• _Provided passage_:
Re: soil works, Dupla doesn't (for me)
>The brown edges that spread inwards do not sound like any kind of nutrient
>deficiency that I know of.
Really, maybe I wasn't describing it vividly enough. The leaves simply
faded (again, starting at the edges and moving towards the center).
It's not like there was some sort of film or anything else, they just
turn yellow, then brown, and eventually transparent. No holes develop,
except, of course, in the very last stages where the leaf is very
fragile and the slightest thing can rip them.
Obviously (due to my experimental results), the problem is a deficiency
of something that is present in soil, not a water toxicity, but is this
really what a toxicity reaction is like? (Just curious - if I do see
such symptoms again that aren't fixed by this technique, I'd like to know
what fixes it. I've seen crypts melt before, and the symptoms are
similar, but the process is *much* quicker and it happens to the
entire leaf at once.)

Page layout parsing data

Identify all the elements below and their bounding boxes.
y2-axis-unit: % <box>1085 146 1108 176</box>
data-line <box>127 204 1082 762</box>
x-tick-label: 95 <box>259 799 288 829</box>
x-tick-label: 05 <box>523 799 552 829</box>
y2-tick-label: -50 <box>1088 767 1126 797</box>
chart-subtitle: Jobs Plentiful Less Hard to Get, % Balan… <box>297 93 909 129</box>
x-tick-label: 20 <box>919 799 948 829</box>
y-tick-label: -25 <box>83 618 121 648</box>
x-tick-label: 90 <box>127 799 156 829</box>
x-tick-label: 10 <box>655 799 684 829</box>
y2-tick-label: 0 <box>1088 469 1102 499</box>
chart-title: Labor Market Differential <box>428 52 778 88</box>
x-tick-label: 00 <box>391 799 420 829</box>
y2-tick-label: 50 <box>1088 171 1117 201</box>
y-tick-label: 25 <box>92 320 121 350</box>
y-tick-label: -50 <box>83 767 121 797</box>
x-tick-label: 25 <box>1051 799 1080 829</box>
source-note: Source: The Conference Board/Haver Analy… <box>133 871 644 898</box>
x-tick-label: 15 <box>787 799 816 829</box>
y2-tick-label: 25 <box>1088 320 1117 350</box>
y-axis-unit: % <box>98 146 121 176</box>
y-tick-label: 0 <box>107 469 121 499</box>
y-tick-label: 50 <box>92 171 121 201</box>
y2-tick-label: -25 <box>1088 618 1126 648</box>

• _Task 1_:
Duplicate the stretch from "Obviously (due to" through "leaf at once.)" in the post about soil and Dupla.
• _Task 2_:
In the post about soil and Dupla, what colors do the leaves turn before they become transparent?

• _Response 1_:
Obviously (due to my experimental results), the problem is a deficiency
of something that is present in soil, not a water toxicity, but is this
really what a toxicity reaction is like? (Just curious - if I do see
such symptoms again that aren't fixed by this technique, I'd like to know
what fixes it. I've seen crypts melt before, and the symptoms are
similar, but the process is *much* quicker and it happens to the
entire leaf at once.)

• _Response 2_:
They turn yellow, then brown.